Tally the lines holding the string "loss" and reply with that number alone.

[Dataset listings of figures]

++++++++++++++++++++

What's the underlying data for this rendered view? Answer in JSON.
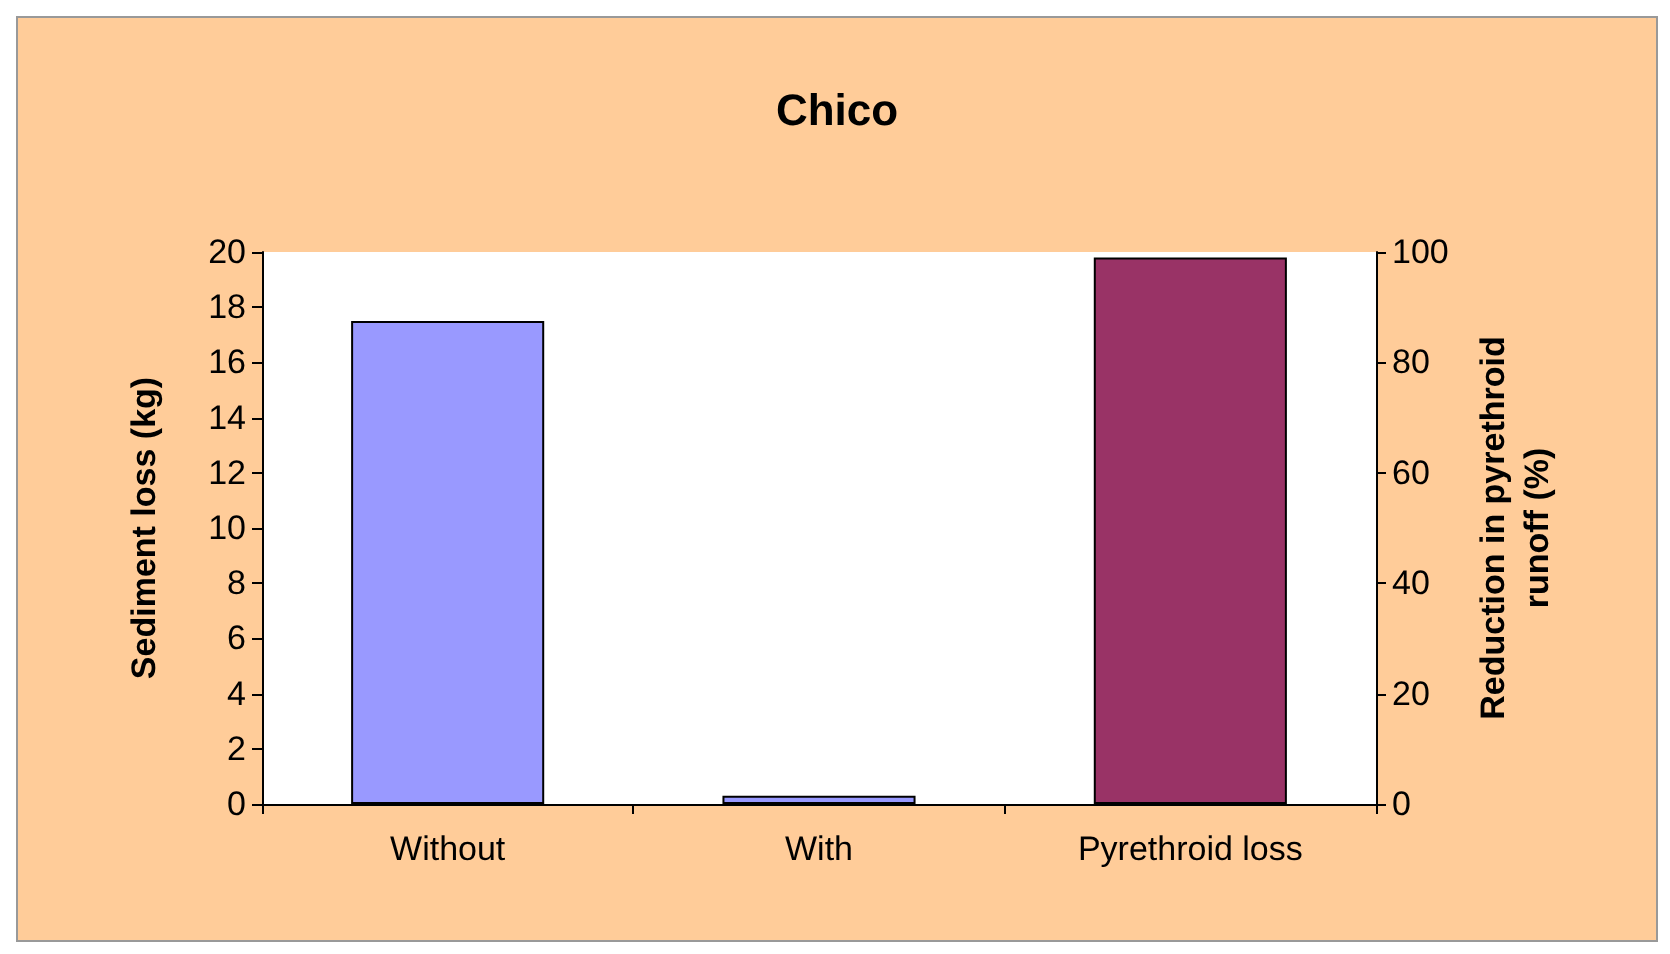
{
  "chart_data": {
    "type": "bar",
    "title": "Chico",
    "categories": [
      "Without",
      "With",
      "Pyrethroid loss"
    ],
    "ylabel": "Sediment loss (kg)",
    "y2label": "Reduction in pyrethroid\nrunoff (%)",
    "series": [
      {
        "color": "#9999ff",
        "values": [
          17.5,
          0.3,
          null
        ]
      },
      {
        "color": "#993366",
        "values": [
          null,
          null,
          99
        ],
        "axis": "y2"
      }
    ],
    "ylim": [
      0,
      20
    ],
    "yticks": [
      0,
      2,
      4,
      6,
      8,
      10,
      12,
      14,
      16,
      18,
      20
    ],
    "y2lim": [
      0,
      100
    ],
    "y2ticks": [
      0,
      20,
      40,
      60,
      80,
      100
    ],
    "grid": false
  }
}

++++++++++++++++++++

Answer → 2